Obiettivo dell'esercizio:
Riprendi, per favore, il brano sulla professione di ortottista e proseguilo a partire dalla sua ultima frase.

La Commissione di albo nazionale ha invitato tutti gli iscritti a mobilitarsi sui social, accompagnando la foto profilo con la didascalia: “Ortottico? No, Ortottista. Ortottistica? No, mi occupo di Ortottica”, seguita dagli hashtag #ortottista #ortottica #orthoptic #orthoptist #ioa. L’Orthoptic Tetris Challenge, invece, “sfida” gli iscritti a fotografarsi al lavoro con una visuale dall’alto o disponendo le attrezzature secondo uno schema a griglia, per poi postare l’immagine corredata di hashtag. Fra le iniziative proposte, anche un concorso annuale di selfie: l’invito è a pubblicare un autoritratto relativo all’ortottica (con una benda sull’occhio, un prisma o gli altri strumenti del mestiere). Per quest’anno, il tema è: “Ortottisti nella pandemia COVID”.
“Al momento – ricorda Intruglio – gli iscritti all’albo sono 3004. Non siamo numerosi, nonostante l’ampio ventaglio di attività e competenze. Ci occupiamo di screening dall’età neonatale all’età adulta e di valutazione ortottica. Siamo l’unica professione ad avere nel nomenclatore tariffario una prestazione che porta il nostro nome e grazie alla quale possiamo effettuare una serie di rilevazioni fondamentali. Ci occupiamo di riabilitazione, sia per il ripristino della visione binoculare sia a supporto dei pazienti ipovedenti, che possono apprendere strategie per meglio orientarsi al lavoro, a casa e nello studio. Senza contare l’area diagnostica, con l’esecuzione dei numerosi esami di oculistica”.
Gli ambiti professionali dell’Ortottista -assistente di oftalmologia si dividono in prevenzione, valutazione e riabilitazione dell’handicap visivo, semeiotica strumentale oftalmica e assistenza strumentale in sala operatoria di oculistica. Le attività di screening, tuttavia, sono molto diversificate tra le varie realtà italiane: in età neonatale è svolto solo dall’ASP di Ragusa e in età prescolare solo da poche aziende sanitarie come Bolzano, Trento, Cuneo e Parma. In età adulta, la prevenzione può essere fondamentale per una diagnosi precoce di maculopatia, glaucoma e retinopatia diabetica.

Dati per la comprensione dei documenti
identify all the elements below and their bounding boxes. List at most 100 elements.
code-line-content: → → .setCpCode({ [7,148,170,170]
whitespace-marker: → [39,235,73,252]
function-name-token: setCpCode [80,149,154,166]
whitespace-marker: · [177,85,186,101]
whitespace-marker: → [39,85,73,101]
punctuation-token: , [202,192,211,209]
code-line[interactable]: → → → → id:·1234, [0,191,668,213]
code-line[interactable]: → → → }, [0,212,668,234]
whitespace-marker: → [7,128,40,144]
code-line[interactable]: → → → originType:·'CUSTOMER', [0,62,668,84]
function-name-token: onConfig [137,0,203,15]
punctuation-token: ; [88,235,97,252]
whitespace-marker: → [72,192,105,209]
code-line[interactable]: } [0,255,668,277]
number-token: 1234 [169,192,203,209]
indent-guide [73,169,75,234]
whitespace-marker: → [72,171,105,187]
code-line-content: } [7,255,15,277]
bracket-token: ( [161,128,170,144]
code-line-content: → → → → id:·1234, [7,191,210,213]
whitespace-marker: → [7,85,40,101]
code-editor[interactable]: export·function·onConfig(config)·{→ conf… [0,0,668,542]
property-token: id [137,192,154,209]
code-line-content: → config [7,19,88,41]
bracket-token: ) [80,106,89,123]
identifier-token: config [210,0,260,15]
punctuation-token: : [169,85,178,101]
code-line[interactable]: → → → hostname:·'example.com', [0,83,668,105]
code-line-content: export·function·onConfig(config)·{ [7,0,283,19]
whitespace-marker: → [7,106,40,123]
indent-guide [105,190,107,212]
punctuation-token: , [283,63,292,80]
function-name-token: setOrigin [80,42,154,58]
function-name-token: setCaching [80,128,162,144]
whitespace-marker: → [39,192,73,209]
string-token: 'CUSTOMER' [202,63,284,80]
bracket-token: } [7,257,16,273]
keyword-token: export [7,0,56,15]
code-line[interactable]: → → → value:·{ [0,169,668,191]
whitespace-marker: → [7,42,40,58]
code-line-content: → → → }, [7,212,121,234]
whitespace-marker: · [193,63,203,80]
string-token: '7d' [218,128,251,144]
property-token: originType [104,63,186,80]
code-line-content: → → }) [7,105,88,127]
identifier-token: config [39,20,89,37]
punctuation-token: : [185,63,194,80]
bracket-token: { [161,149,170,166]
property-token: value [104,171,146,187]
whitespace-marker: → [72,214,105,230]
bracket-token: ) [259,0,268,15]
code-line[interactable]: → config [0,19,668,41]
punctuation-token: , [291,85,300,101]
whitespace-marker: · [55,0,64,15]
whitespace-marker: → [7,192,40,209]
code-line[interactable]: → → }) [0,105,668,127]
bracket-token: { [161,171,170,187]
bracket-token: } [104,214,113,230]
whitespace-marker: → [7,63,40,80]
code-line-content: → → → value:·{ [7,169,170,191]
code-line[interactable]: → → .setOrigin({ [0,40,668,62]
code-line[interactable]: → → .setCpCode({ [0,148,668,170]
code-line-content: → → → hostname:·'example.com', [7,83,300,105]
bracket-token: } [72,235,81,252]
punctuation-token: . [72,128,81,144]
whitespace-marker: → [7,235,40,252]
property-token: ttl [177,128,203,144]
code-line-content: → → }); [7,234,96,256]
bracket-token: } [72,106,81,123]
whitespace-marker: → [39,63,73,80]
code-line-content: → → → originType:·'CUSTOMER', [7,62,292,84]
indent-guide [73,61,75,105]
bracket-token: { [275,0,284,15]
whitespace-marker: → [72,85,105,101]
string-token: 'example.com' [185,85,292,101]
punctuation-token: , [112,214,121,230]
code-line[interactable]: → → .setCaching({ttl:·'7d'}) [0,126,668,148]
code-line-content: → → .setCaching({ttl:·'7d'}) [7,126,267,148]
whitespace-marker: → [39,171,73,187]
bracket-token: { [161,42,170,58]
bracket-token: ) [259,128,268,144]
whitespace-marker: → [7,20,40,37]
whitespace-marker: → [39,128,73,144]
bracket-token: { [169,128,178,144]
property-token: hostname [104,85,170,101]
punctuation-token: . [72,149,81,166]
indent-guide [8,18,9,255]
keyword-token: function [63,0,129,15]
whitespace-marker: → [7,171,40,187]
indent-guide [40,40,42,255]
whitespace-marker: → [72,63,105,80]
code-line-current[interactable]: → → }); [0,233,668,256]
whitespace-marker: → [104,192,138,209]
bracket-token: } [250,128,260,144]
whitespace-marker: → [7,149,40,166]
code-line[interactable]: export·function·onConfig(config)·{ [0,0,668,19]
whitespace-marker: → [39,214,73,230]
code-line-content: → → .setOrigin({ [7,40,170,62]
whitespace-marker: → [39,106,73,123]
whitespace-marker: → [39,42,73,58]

Risultato:
“La professione di Ortottista – assistente di oftalmologia nasce nel 1955 per la prevenzione dell’ambliopia, conosciuta come ‘occhio pigro’: un occhio sano ma che funzionalmente non vede e deve essere abilitato. Effettuare screening nelle scuole materne o nelle prime due classi delle scuole elementari può essere fondamentale, perché questo tipo di disturbo, se preso in tempo, si può recuperare molto facilmente”, spiega ancora Intruglio.
Gli Ortottisti sono per la maggior parte liberi professionisti o dipendenti di studi privati; 849 operano nel Servizio sanitario nazionale e 280 nel sistema convenzionato. Anche se non direttamente coinvolti come professione, molti di loro hanno prestato il proprio contributo nella battaglia contro il Covid-19. Ora la sfida è giocare un ruolo nell’assistenza territoriale del futuro e nelle campagne di prevenzione.
“Servono politiche sanitarie sostenute dai bisogni di salute – conclude Intruglio. – Il primo bisogno di salute è la prevenzione. Noi non dobbiamo far ammalare le persone, dobbiamo arrivare prima. L’impegno nello screening deve essere uniforme su tutto il territorio nazionale: non possiamo avere alcune province esemplari e le altre ferme. E si deve tornare al territorio, non come slogan ma perché la prevenzione dev’essere l’obiettivo principale del Servizio sanitario nazionale. Un ambliope non trattato è un monocolo a vita”.